▶ _WHAT IS EXPECTED_: Show each line that has the string "title" in it.

(Dataset rows)
□ □ □
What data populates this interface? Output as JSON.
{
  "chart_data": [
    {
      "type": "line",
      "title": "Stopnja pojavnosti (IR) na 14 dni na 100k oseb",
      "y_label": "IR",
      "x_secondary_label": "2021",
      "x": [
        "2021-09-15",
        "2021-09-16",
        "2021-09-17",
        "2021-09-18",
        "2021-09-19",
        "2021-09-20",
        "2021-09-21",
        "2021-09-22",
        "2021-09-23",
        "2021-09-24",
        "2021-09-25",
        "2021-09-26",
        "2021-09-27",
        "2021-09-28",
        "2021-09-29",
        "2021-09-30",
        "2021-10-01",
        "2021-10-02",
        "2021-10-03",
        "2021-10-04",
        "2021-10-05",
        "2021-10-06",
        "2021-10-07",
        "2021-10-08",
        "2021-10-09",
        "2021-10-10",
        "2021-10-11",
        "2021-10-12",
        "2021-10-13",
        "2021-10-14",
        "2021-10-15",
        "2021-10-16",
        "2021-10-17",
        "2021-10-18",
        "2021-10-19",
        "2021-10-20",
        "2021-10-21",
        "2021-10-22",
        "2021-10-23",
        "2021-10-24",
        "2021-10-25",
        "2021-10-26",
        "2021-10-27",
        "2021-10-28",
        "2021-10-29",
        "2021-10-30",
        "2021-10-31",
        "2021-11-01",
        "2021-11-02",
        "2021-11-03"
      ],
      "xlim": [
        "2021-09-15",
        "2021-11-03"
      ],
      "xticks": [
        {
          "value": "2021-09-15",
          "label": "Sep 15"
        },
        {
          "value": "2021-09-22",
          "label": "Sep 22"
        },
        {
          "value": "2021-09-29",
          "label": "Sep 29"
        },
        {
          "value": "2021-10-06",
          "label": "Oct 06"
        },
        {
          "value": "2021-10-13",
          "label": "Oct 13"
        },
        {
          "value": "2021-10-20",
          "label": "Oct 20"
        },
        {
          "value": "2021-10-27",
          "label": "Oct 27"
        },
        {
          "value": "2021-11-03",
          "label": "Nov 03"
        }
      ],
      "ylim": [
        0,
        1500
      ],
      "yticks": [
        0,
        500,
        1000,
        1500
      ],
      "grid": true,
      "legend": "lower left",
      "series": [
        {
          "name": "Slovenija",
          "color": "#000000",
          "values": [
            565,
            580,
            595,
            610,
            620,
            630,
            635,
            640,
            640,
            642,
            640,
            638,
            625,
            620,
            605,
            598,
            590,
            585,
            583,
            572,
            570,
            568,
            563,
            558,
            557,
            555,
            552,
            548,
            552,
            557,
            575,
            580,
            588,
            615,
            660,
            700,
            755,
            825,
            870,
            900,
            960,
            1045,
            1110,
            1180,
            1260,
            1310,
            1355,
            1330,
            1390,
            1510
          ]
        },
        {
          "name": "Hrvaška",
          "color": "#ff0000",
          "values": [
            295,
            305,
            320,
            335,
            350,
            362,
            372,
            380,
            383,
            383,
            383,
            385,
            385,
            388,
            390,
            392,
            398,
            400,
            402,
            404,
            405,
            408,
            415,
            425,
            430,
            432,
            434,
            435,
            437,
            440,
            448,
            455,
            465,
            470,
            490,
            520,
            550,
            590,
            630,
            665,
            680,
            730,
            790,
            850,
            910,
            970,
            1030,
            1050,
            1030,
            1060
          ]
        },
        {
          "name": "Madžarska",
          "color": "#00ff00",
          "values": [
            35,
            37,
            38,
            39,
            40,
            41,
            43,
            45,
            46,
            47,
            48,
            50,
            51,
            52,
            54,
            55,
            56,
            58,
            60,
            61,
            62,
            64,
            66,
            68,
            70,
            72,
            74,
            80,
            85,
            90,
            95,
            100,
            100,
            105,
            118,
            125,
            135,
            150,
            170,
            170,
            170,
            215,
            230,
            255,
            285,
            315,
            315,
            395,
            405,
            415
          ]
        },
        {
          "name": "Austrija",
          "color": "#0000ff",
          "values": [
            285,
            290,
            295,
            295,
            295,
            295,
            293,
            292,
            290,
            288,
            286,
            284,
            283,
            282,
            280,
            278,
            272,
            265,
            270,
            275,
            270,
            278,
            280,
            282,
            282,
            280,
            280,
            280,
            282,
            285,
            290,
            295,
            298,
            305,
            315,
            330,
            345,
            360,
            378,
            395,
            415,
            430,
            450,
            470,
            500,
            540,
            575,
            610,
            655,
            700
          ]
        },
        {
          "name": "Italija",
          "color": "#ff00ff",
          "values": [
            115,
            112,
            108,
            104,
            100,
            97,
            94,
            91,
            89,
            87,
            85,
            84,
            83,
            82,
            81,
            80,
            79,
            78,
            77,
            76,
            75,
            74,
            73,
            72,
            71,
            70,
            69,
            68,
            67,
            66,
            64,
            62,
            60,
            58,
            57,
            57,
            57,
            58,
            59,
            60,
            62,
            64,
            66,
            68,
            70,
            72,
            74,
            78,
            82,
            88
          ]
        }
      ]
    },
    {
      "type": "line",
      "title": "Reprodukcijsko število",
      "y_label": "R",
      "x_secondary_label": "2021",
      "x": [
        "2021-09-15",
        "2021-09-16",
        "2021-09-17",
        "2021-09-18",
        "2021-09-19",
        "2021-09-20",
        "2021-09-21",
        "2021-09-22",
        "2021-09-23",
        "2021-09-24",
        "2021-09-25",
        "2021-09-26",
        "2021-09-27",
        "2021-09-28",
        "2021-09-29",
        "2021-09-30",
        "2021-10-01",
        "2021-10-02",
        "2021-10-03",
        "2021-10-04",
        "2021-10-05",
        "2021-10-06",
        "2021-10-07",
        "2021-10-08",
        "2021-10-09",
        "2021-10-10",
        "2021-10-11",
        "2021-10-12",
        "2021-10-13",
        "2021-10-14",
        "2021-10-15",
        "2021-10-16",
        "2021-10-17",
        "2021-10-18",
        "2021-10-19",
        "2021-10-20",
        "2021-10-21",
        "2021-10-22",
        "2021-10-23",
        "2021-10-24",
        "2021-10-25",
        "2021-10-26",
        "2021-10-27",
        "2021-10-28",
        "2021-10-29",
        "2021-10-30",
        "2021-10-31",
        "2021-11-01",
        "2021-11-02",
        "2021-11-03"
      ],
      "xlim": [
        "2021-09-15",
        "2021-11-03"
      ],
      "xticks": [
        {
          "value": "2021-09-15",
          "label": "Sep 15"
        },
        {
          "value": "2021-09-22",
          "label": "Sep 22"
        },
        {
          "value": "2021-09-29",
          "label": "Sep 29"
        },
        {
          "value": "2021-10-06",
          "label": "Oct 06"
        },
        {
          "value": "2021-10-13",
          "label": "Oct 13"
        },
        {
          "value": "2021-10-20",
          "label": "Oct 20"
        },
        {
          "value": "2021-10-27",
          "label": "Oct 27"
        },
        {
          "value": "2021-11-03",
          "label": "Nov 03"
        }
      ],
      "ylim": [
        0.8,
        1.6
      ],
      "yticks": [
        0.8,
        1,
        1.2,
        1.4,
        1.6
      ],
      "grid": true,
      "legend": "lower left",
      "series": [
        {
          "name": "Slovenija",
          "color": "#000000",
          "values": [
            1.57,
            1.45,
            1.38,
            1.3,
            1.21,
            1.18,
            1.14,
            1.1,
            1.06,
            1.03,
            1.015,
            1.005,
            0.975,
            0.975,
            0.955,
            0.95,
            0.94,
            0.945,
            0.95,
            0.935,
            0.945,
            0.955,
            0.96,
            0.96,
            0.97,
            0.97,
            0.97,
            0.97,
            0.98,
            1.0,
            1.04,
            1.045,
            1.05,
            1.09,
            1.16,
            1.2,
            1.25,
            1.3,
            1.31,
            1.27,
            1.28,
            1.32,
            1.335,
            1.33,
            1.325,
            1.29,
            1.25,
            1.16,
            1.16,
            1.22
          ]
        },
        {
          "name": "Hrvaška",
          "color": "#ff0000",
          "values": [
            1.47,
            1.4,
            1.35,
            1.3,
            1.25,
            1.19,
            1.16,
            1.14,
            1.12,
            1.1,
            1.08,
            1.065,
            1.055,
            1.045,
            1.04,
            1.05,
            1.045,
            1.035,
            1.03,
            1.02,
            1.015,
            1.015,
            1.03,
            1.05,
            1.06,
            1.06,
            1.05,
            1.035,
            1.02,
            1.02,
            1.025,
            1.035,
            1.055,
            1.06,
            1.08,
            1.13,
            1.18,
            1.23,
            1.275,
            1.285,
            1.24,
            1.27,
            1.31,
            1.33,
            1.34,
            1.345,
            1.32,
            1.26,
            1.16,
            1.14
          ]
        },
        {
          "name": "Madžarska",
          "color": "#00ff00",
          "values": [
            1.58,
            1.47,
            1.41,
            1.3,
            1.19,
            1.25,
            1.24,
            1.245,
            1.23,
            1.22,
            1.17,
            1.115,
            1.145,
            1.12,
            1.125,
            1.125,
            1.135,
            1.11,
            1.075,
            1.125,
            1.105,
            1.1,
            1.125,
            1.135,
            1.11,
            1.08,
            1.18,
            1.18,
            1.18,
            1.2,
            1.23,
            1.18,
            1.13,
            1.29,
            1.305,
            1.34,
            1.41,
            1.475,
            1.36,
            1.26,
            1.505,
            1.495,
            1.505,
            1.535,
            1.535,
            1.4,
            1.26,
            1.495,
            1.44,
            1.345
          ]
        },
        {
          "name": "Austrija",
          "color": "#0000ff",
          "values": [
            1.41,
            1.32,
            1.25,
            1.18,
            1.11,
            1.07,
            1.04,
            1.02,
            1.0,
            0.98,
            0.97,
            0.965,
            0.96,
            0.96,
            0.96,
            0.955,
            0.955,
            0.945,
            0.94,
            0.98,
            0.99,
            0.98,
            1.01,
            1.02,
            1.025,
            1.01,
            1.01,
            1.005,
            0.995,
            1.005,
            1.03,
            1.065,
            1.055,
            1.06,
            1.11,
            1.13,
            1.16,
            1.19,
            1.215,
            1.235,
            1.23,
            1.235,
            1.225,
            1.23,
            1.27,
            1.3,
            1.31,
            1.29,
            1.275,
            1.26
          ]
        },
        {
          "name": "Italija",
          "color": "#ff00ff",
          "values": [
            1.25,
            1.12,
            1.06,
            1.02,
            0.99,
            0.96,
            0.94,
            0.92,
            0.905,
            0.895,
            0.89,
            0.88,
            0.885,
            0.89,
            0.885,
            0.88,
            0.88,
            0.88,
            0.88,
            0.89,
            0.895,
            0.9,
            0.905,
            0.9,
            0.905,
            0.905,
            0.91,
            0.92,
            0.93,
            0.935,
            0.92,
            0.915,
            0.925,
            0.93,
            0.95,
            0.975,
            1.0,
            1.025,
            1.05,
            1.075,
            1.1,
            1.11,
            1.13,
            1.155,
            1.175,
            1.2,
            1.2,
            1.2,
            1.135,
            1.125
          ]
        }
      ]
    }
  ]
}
□ □ □
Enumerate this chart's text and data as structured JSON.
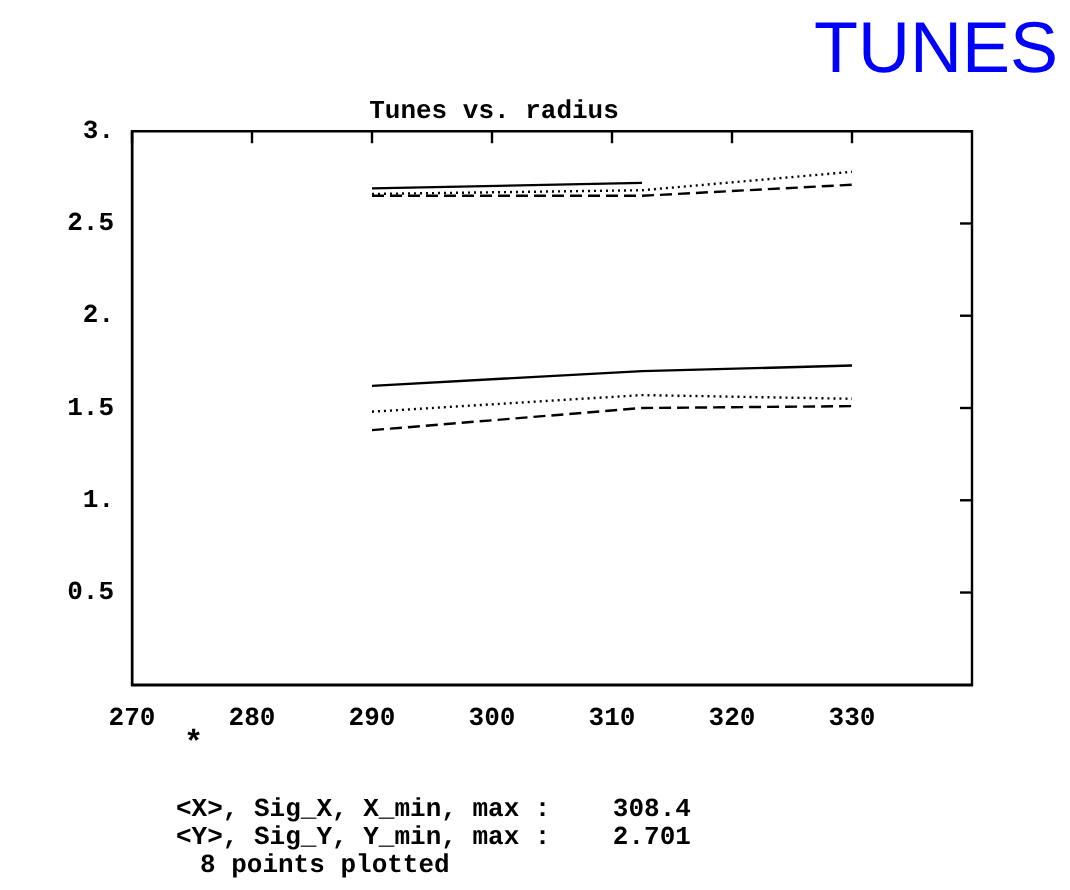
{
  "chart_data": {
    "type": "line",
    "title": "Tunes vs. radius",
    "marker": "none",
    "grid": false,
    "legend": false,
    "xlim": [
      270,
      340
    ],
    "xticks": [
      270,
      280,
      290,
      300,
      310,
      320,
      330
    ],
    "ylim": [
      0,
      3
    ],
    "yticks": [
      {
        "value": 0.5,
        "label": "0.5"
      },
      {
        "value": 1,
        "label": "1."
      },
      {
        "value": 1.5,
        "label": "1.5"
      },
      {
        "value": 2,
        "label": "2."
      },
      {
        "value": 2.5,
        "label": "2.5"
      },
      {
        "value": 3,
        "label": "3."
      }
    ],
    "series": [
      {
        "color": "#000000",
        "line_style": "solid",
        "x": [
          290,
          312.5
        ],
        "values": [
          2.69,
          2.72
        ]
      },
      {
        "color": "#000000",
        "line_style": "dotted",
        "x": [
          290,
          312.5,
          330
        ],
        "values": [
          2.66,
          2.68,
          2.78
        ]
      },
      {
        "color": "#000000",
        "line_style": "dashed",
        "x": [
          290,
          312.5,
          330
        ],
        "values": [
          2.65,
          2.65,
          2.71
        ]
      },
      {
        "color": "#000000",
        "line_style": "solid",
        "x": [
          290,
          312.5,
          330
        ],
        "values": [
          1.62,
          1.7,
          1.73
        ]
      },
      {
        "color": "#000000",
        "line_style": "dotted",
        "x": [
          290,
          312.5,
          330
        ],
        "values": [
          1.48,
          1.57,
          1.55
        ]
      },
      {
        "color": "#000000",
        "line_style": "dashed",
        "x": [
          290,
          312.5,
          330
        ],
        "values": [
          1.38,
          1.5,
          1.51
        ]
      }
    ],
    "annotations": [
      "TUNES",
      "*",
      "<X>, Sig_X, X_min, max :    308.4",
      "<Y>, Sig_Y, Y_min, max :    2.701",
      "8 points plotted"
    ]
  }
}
□ □ □
▶ _ANSWER BELOW_:
      "title": "Stopnja pojavnosti (IR) na 14 dni na 100k oseb",
      "title": "Reprodukcijsko število",
    "title": "Tunes vs. radius",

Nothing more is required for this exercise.